WORK TO DO —
Take every line from the material that has the word "Exercise" in it.

Extracted data entries:
##########

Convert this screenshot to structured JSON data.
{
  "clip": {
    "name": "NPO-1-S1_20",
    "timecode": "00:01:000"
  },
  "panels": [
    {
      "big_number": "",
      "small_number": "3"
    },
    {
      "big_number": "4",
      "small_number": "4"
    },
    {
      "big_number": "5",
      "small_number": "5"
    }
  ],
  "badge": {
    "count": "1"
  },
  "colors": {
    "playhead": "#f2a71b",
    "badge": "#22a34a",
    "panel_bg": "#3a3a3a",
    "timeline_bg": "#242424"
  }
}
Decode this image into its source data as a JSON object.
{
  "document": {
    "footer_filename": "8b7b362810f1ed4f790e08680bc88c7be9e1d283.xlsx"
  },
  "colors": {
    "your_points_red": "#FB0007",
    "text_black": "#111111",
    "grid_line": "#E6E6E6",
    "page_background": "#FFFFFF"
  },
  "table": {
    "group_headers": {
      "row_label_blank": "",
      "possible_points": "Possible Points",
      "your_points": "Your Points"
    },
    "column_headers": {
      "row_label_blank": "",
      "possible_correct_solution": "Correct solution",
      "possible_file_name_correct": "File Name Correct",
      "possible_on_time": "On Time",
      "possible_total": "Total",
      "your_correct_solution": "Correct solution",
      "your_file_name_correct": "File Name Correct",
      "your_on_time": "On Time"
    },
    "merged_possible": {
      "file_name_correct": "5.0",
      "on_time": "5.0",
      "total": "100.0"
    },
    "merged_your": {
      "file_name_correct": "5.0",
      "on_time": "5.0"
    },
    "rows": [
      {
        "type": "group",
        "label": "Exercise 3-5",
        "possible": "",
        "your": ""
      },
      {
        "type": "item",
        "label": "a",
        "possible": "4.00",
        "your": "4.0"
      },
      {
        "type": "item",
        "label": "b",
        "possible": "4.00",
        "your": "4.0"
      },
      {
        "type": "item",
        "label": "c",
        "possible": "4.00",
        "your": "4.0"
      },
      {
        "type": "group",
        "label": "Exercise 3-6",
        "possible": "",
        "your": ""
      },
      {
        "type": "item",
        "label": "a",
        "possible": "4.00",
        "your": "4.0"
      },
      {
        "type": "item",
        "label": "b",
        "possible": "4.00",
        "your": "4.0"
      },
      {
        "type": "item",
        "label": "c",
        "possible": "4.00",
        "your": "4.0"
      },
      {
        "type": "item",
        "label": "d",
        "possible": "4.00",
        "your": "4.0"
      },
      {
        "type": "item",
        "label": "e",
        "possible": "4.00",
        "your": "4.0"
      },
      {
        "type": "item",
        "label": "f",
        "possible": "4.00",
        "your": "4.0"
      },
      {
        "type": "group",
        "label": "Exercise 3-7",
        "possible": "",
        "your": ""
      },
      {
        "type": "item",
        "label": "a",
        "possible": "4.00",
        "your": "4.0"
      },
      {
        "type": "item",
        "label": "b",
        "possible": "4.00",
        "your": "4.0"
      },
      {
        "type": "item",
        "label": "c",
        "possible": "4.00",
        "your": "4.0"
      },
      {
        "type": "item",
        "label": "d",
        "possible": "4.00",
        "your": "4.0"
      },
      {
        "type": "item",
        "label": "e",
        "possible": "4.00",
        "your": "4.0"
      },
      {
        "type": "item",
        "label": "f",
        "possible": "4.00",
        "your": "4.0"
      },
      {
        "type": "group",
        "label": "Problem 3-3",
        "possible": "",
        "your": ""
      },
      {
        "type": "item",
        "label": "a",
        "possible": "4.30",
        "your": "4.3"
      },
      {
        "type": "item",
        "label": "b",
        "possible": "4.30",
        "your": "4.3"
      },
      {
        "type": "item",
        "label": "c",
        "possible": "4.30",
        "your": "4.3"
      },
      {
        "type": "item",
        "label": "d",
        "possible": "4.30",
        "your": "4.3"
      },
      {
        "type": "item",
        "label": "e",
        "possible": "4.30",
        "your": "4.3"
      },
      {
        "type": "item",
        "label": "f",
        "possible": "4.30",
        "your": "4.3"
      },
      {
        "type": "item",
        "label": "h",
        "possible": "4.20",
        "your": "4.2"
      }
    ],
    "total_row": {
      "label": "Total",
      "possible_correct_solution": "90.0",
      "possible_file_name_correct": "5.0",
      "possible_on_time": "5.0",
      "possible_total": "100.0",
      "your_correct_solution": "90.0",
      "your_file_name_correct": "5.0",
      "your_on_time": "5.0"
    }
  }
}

##########

COMPLETE ANSWER —
        "label": "Exercise 3-5",
        "label": "Exercise 3-6",
        "label": "Exercise 3-7",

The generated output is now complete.